»»

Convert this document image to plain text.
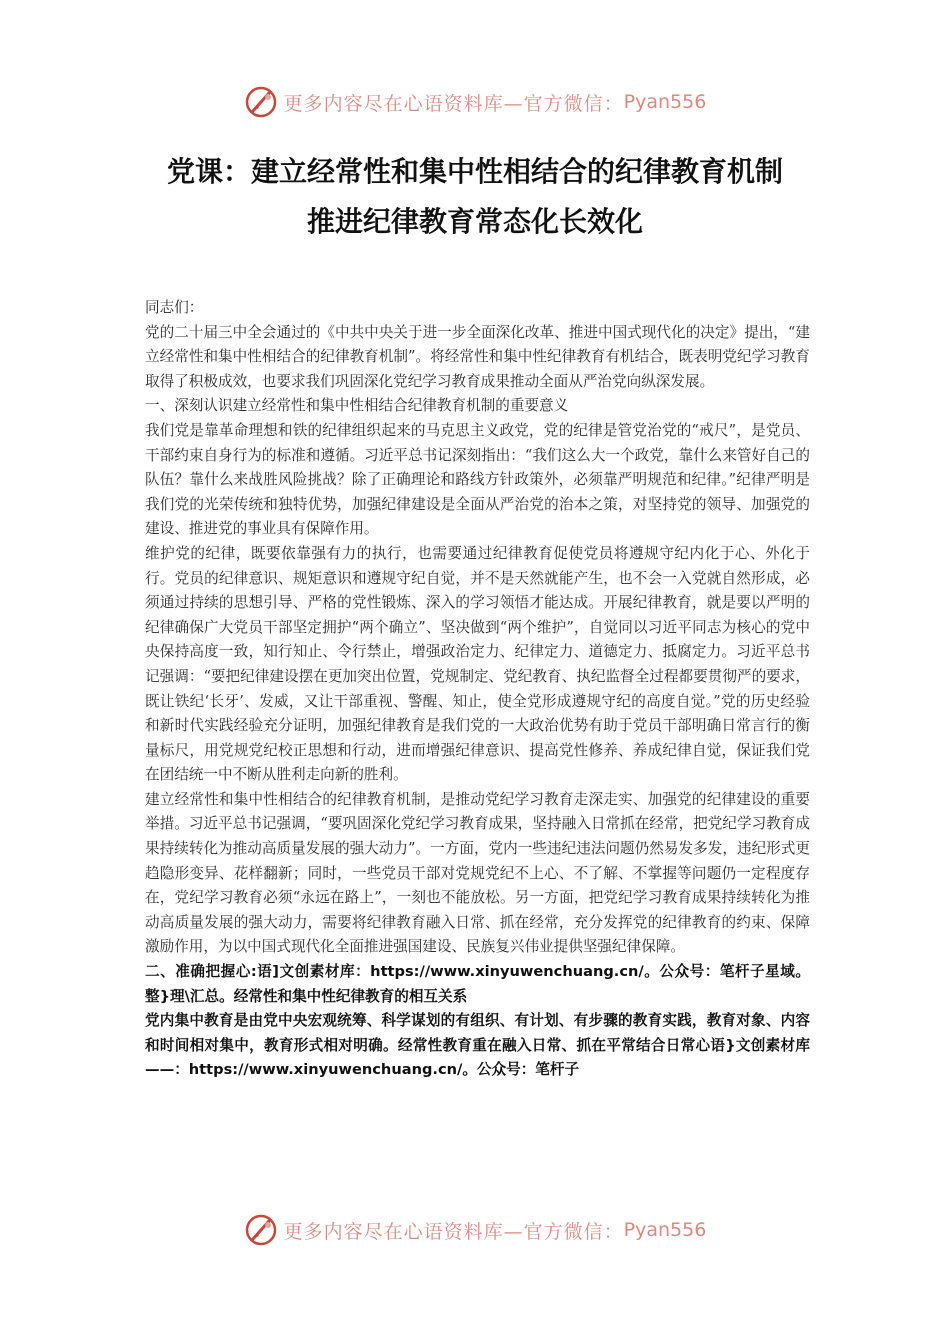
更多内容尽在心语资料库—官方微信： Pyan556
党课：建立经常性和集中性相结合的纪律教育机制
推进纪律教育常态化长效化

同志们：

党的二十届三中全会通过的《中共中央关于进一步全面深化改革、推进中国式现代化的决定》提出，“建立经常性和集中性相结合的纪律教育机制”。将经常性和集中性纪律教育有机结合，既表明党纪学习教育取得了积极成效，也要求我们巩固深化党纪学习教育成果推动全面从严治党向纵深发展。

一、深刻认识建立经常性和集中性相结合纪律教育机制的重要意义

我们党是靠革命理想和铁的纪律组织起来的马克思主义政党，党的纪律是管党治党的“戒尺”，是党员、干部约束自身行为的标准和遵循。习近平总书记深刻指出：“我们这么大一个政党，靠什么来管好自己的队伍？靠什么来战胜风险挑战？除了正确理论和路线方针政策外，必须靠严明规范和纪律。”纪律严明是我们党的光荣传统和独特优势，加强纪律建设是全面从严治党的治本之策，对坚持党的领导、加强党的建设、推进党的事业具有保障作用。

维护党的纪律，既要依靠强有力的执行，也需要通过纪律教育促使党员将遵规守纪内化于心、外化于行。党员的纪律意识、规矩意识和遵规守纪自觉，并不是天然就能产生，也不会一入党就自然形成，必须通过持续的思想引导、严格的党性锻炼、深入的学习领悟才能达成。开展纪律教育，就是要以严明的纪律确保广大党员干部坚定拥护“两个确立”、坚决做到“两个维护”，自觉同以习近平同志为核心的党中央保持高度一致，知行知止、令行禁止，增强政治定力、纪律定力、道德定力、抵腐定力。习近平总书记强调：“要把纪律建设摆在更加突出位置，党规制定、党纪教育、执纪监督全过程都要贯彻严的要求，既让铁纪‘长牙’、发威，又让干部重视、警醒、知止，使全党形成遵规守纪的高度自觉。”党的历史经验和新时代实践经验充分证明，加强纪律教育是我们党的一大政治优势有助于党员干部明确日常言行的衡量标尺，用党规党纪校正思想和行动，进而增强纪律意识、提高党性修养、养成纪律自觉，保证我们党在团结统一中不断从胜利走向新的胜利。

建立经常性和集中性相结合的纪律教育机制，是推动党纪学习教育走深走实、加强党的纪律建设的重要举措。习近平总书记强调，“要巩固深化党纪学习教育成果，坚持融入日常抓在经常，把党纪学习教育成果持续转化为推动高质量发展的强大动力”。一方面，党内一些违纪违法问题仍然易发多发，违纪形式更趋隐形变异、花样翻新；同时，一些党员干部对党规党纪不上心、不了解、不掌握等问题仍一定程度存在，党纪学习教育必须“永远在路上”，一刻也不能放松。另一方面，把党纪学习教育成果持续转化为推动高质量发展的强大动力，需要将纪律教育融入日常、抓在经常，充分发挥党的纪律教育的约束、保障激励作用，为以中国式现代化全面推进强国建设、民族复兴伟业提供坚强纪律保障。

二、准确把握心:语]文创素材库：https://www.xinyuwenchuang.cn/。公众号：笔杆子星域。整}理\汇总。经常性和集中性纪律教育的相互关系

党内集中教育是由党中央宏观统筹、科学谋划的有组织、有计划、有步骤的教育实践，教育对象、内容和时间相对集中，教育形式相对明确。经常性教育重在融入日常、抓在平常结合日常心语}文创素材库——：https://www.xinyuwenchuang.cn/。公众号：笔杆子

更多内容尽在心语资料库—官方微信： Pyan556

««

The records above must be printed exactly; the pictures stay out.

Convert this document image to plain text.
更多内容尽在心语资料库—官方微信： Pyan556
党课：建立经常性和集中性相结合的纪律教育机制
推进纪律教育常态化长效化

同志们：

党的二十届三中全会通过的《中共中央关于进一步全面深化改革、推进中国式现代化的决定》提出，“建立经常性和集中性相结合的纪律教育机制”。将经常性和集中性纪律教育有机结合，既表明党纪学习教育取得了积极成效，也要求我们巩固深化党纪学习教育成果推动全面从严治党向纵深发展。

一、深刻认识建立经常性和集中性相结合纪律教育机制的重要意义

我们党是靠革命理想和铁的纪律组织起来的马克思主义政党，党的纪律是管党治党的“戒尺”，是党员、干部约束自身行为的标准和遵循。习近平总书记深刻指出：“我们这么大一个政党，靠什么来管好自己的队伍？靠什么来战胜风险挑战？除了正确理论和路线方针政策外，必须靠严明规范和纪律。”纪律严明是我们党的光荣传统和独特优势，加强纪律建设是全面从严治党的治本之策，对坚持党的领导、加强党的建设、推进党的事业具有保障作用。

维护党的纪律，既要依靠强有力的执行，也需要通过纪律教育促使党员将遵规守纪内化于心、外化于行。党员的纪律意识、规矩意识和遵规守纪自觉，并不是天然就能产生，也不会一入党就自然形成，必须通过持续的思想引导、严格的党性锻炼、深入的学习领悟才能达成。开展纪律教育，就是要以严明的纪律确保广大党员干部坚定拥护“两个确立”、坚决做到“两个维护”，自觉同以习近平同志为核心的党中央保持高度一致，知行知止、令行禁止，增强政治定力、纪律定力、道德定力、抵腐定力。习近平总书记强调：“要把纪律建设摆在更加突出位置，党规制定、党纪教育、执纪监督全过程都要贯彻严的要求，既让铁纪‘长牙’、发威，又让干部重视、警醒、知止，使全党形成遵规守纪的高度自觉。”党的历史经验和新时代实践经验充分证明，加强纪律教育是我们党的一大政治优势有助于党员干部明确日常言行的衡量标尺，用党规党纪校正思想和行动，进而增强纪律意识、提高党性修养、养成纪律自觉，保证我们党在团结统一中不断从胜利走向新的胜利。

建立经常性和集中性相结合的纪律教育机制，是推动党纪学习教育走深走实、加强党的纪律建设的重要举措。习近平总书记强调，“要巩固深化党纪学习教育成果，坚持融入日常抓在经常，把党纪学习教育成果持续转化为推动高质量发展的强大动力”。一方面，党内一些违纪违法问题仍然易发多发，违纪形式更趋隐形变异、花样翻新；同时，一些党员干部对党规党纪不上心、不了解、不掌握等问题仍一定程度存在，党纪学习教育必须“永远在路上”，一刻也不能放松。另一方面，把党纪学习教育成果持续转化为推动高质量发展的强大动力，需要将纪律教育融入日常、抓在经常，充分发挥党的纪律教育的约束、保障激励作用，为以中国式现代化全面推进强国建设、民族复兴伟业提供坚强纪律保障。

二、准确把握心:语]文创素材库：https://www.xinyuwenchuang.cn/。公众号：笔杆子星域。整}理\汇总。经常性和集中性纪律教育的相互关系

党内集中教育是由党中央宏观统筹、科学谋划的有组织、有计划、有步骤的教育实践，教育对象、内容和时间相对集中，教育形式相对明确。经常性教育重在融入日常、抓在平常结合日常心语}文创素材库——：https://www.xinyuwenchuang.cn/。公众号：笔杆子

更多内容尽在心语资料库—官方微信： Pyan556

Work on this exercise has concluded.